To do: Work out how many lines of the records hold the string "this", and reply with that number alone.

Dataset excerpts:
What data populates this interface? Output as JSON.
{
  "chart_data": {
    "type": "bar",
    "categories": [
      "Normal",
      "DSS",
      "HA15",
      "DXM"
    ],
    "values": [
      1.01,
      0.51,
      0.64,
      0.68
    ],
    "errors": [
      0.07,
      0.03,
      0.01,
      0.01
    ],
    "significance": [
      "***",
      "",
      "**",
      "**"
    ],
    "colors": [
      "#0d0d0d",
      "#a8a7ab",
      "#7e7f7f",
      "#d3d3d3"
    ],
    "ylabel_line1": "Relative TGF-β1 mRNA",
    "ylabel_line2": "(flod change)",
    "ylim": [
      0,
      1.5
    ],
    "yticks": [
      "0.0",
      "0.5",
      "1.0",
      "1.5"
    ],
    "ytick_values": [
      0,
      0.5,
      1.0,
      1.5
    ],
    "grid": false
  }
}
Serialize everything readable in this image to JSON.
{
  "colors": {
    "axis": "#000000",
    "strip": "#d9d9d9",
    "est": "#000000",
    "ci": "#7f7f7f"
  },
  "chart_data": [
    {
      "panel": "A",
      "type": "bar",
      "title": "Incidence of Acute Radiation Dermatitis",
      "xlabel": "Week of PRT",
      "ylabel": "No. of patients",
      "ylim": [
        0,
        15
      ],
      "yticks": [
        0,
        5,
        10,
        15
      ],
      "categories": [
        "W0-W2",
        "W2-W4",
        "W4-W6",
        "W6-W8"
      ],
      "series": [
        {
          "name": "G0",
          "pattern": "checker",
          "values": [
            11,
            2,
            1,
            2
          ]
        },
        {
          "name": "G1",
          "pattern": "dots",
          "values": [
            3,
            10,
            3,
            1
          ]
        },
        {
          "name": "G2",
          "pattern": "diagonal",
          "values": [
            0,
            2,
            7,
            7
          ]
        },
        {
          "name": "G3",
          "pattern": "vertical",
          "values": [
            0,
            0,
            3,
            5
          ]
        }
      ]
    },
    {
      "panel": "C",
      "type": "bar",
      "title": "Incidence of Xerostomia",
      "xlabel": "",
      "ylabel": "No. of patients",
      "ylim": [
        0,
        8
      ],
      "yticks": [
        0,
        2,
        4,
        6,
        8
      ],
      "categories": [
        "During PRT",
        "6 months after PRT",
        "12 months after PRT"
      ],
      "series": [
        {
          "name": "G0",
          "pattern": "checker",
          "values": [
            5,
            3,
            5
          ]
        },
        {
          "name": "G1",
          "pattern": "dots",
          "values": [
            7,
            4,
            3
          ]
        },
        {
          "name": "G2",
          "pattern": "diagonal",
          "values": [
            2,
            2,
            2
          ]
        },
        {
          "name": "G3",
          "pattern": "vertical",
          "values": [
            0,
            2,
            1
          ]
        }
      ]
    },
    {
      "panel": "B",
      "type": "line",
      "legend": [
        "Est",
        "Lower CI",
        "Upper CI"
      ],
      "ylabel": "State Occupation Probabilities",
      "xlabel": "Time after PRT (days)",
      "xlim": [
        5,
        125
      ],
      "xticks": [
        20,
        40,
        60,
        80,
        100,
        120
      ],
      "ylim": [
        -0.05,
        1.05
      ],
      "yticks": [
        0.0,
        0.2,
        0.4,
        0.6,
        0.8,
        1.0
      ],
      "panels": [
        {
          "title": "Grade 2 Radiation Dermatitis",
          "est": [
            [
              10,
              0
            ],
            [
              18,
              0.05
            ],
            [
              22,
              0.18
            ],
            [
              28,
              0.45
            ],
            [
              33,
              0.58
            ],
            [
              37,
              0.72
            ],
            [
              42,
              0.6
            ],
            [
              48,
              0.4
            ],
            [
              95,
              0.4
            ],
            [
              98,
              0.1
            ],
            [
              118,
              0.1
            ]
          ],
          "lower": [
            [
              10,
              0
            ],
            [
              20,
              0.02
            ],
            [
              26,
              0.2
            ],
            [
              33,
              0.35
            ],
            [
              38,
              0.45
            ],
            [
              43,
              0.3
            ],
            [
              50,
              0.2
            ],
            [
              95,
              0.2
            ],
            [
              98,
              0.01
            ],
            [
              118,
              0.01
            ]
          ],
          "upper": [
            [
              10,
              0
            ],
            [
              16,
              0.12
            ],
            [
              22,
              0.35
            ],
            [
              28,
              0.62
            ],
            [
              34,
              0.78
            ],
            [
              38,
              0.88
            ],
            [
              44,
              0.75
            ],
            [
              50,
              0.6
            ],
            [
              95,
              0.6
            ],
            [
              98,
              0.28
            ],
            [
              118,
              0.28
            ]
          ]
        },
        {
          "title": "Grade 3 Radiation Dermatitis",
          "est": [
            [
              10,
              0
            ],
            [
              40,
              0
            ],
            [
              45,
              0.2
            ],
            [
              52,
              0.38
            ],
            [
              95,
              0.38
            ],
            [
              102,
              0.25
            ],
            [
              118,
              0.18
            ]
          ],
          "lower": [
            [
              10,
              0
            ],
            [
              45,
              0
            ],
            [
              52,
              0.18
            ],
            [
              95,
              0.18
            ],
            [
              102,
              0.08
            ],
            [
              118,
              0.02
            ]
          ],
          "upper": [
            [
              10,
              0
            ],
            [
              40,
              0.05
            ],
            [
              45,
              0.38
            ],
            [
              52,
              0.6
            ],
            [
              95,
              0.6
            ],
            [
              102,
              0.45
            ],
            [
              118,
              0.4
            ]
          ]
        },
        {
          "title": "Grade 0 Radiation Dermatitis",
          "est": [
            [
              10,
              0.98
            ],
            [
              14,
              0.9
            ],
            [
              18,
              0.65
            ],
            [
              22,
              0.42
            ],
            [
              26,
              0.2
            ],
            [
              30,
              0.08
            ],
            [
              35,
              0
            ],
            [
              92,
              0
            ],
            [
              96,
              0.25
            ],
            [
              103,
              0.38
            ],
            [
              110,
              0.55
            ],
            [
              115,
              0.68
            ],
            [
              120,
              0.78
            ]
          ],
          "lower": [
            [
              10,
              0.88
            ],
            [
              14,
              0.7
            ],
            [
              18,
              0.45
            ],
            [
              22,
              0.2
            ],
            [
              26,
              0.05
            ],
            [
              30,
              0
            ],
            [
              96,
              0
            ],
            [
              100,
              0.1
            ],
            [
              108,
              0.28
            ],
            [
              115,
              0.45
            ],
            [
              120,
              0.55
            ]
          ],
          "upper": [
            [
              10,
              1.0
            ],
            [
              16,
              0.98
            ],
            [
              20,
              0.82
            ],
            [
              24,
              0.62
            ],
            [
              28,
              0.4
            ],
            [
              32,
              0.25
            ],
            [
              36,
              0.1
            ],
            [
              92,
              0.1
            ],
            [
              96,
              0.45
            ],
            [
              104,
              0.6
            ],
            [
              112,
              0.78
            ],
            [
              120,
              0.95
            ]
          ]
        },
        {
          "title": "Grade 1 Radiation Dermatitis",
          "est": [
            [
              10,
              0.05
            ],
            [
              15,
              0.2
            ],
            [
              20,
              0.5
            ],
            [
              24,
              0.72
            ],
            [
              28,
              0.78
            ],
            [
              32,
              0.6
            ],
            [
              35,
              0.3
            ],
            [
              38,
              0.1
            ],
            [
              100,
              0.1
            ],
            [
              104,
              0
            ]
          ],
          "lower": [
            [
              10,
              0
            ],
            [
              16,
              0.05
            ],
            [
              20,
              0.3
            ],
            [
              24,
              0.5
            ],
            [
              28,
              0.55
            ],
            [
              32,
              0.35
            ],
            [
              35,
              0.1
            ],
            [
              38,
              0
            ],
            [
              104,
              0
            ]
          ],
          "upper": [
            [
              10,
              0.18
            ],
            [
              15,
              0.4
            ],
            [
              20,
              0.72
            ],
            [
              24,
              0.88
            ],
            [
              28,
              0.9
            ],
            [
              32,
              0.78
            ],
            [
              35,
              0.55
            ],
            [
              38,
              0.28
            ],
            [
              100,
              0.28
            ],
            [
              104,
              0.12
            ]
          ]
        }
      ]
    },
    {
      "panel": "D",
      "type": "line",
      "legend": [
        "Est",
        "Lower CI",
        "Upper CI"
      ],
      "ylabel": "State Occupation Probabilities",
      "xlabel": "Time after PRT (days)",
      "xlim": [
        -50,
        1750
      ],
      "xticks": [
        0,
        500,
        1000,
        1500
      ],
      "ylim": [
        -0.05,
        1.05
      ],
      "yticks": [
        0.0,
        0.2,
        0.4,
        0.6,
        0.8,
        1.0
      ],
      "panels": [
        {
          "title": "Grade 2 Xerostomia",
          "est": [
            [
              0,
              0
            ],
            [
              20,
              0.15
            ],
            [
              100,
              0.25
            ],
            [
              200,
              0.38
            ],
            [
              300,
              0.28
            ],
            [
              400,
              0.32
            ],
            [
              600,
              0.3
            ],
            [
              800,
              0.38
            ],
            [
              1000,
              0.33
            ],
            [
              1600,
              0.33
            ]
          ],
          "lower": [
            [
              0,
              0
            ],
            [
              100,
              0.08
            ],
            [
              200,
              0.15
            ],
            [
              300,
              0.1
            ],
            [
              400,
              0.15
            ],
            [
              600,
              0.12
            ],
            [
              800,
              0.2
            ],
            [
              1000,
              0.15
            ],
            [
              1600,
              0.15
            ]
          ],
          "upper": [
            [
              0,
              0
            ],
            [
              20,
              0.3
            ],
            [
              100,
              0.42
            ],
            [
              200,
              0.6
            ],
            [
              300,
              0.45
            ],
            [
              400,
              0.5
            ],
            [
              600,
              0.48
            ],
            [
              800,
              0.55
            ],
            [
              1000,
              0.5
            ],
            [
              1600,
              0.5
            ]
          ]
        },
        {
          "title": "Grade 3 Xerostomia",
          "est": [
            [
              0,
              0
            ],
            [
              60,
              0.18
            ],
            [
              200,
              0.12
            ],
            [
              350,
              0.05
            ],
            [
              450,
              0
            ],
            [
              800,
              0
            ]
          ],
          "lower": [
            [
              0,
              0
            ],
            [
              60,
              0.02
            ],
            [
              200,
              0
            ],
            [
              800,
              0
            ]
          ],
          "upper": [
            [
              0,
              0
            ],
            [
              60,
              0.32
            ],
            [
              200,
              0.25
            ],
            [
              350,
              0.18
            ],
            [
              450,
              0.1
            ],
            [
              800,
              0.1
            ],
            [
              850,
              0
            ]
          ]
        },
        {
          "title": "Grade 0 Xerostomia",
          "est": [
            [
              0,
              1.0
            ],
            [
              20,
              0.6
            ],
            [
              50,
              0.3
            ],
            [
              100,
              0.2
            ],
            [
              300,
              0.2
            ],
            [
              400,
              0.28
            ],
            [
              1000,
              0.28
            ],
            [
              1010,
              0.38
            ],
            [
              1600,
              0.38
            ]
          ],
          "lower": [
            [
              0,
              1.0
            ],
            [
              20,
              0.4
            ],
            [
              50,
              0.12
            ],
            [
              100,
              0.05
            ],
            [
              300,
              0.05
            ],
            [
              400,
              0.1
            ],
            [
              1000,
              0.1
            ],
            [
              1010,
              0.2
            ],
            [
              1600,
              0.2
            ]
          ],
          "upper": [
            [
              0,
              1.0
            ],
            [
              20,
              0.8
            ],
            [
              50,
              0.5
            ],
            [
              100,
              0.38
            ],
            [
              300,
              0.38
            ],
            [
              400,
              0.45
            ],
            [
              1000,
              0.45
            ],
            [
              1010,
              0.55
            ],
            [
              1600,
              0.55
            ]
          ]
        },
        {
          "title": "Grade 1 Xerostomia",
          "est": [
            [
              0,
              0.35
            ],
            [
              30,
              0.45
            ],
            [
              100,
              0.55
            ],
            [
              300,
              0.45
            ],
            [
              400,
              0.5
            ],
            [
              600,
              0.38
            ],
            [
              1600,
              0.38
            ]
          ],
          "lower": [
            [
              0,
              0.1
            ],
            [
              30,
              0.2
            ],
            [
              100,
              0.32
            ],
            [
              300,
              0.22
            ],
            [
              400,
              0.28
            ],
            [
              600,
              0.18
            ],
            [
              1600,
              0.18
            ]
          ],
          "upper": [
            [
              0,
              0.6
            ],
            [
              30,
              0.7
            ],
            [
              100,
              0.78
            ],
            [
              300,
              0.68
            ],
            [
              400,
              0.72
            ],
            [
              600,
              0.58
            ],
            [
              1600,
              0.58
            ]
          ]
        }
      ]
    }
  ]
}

Result of the task: 2